> Consegna: Trascrivi senza alcuna modifica il passo del testo sull'economia del Sud dopo l'unità che comincia con "Evidentemente parte di" e termina con "investimenti nel settentrione.".

A seguito dell'occupazione piemontese fu immediatamente impedito al Banco delle Due Sicilie (diviso poi in Banco di Napoli e Banco di Sicilia) di rastrellare dal mercato le proprie monete per trasformarle in carta moneta così come previsto dall'ordinamento piemontese, poiché in tal modo i banchi avrebbero potuto emettere carta moneta per un valore di 1200 milioni e avrebbero potuto controllare tutto il mercato finanziario italiano (benché ai due banchi fu consentito di emettere carta moneta ancora per qualche anno). Quell'oro, invece, attraverso apposite manovre passò nelle casse piemontesi.
Tuttavia nella riserva della nuova Banca d'Italia, non risultò esserci tutto l'oro incamerato (si vedano a proposito gli Atti Parlamentari dell'epoca).
Evidentemente parte di questo aveva preso altre vie, che per la maggior parte furono quelle della costituzione e finanziamento di imprese al nord operato da nuove banche del nord che avrebbero investito al nord, ma con gli enormi capitali rastrellati al sud.
Ancora adesso, a ben vedere, il sistema creditizio del meridione risente dell'impostazione che allora si diede. Gli istituti di credito adottano ancora oggi politiche ben diverse fra il nord ed il sud, effettuando la raccolta del risparmio nel meridione e gli investimenti nel settentrione.
Il colpo di grazia all'economia del sud fu dato sommando il debito pubblico piemontese, enorme nel 1859 (lo stato più indebitato d'Europa), all'irrilevante debito pubblico del Regno delle due Sicilie, dotato di un sistema di finanza pubblica che forse rigidamente poco investiva, ma che pochissimo prelevava dalle tasche dei propri sudditi. Il risultato fu che le popolazioni e le imprese del Sud, dovettero sopportare una pressione fiscale enorme, sia per pagare i debiti contratti dal governo Savoia nel periodo preunitario (anche quelli per comprare quei cannoni a canna rigata che permisero la vittoria sull'esercito borbonico), sia i debiti che il governo italiano contrarrà a seguire: esso in una folle corsa all''armamento, caratterizzato da scandali e corruzione, diventò, con i suoi titoli di stato, lo zimbello delle piazze economiche d'Europa.

> Estratto dei dati:
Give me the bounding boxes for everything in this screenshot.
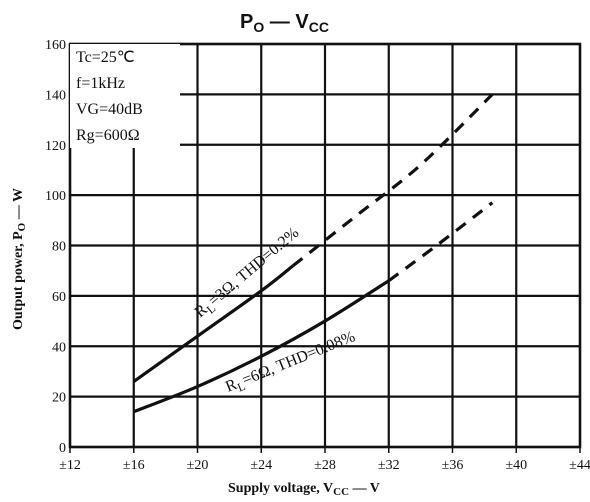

> Soluzione dell'esercizio:
Evidentemente parte di questo aveva preso altre vie, che per la maggior parte furono quelle della costituzione e finanziamento di imprese al nord operato da nuove banche del nord che avrebbero investito al nord, ma con gli enormi capitali rastrellati al sud.
Ancora adesso, a ben vedere, il sistema creditizio del meridione risente dell'impostazione che allora si diede. Gli istituti di credito adottano ancora oggi politiche ben diverse fra il nord ed il sud, effettuando la raccolta del risparmio nel meridione e gli investimenti nel settentrione.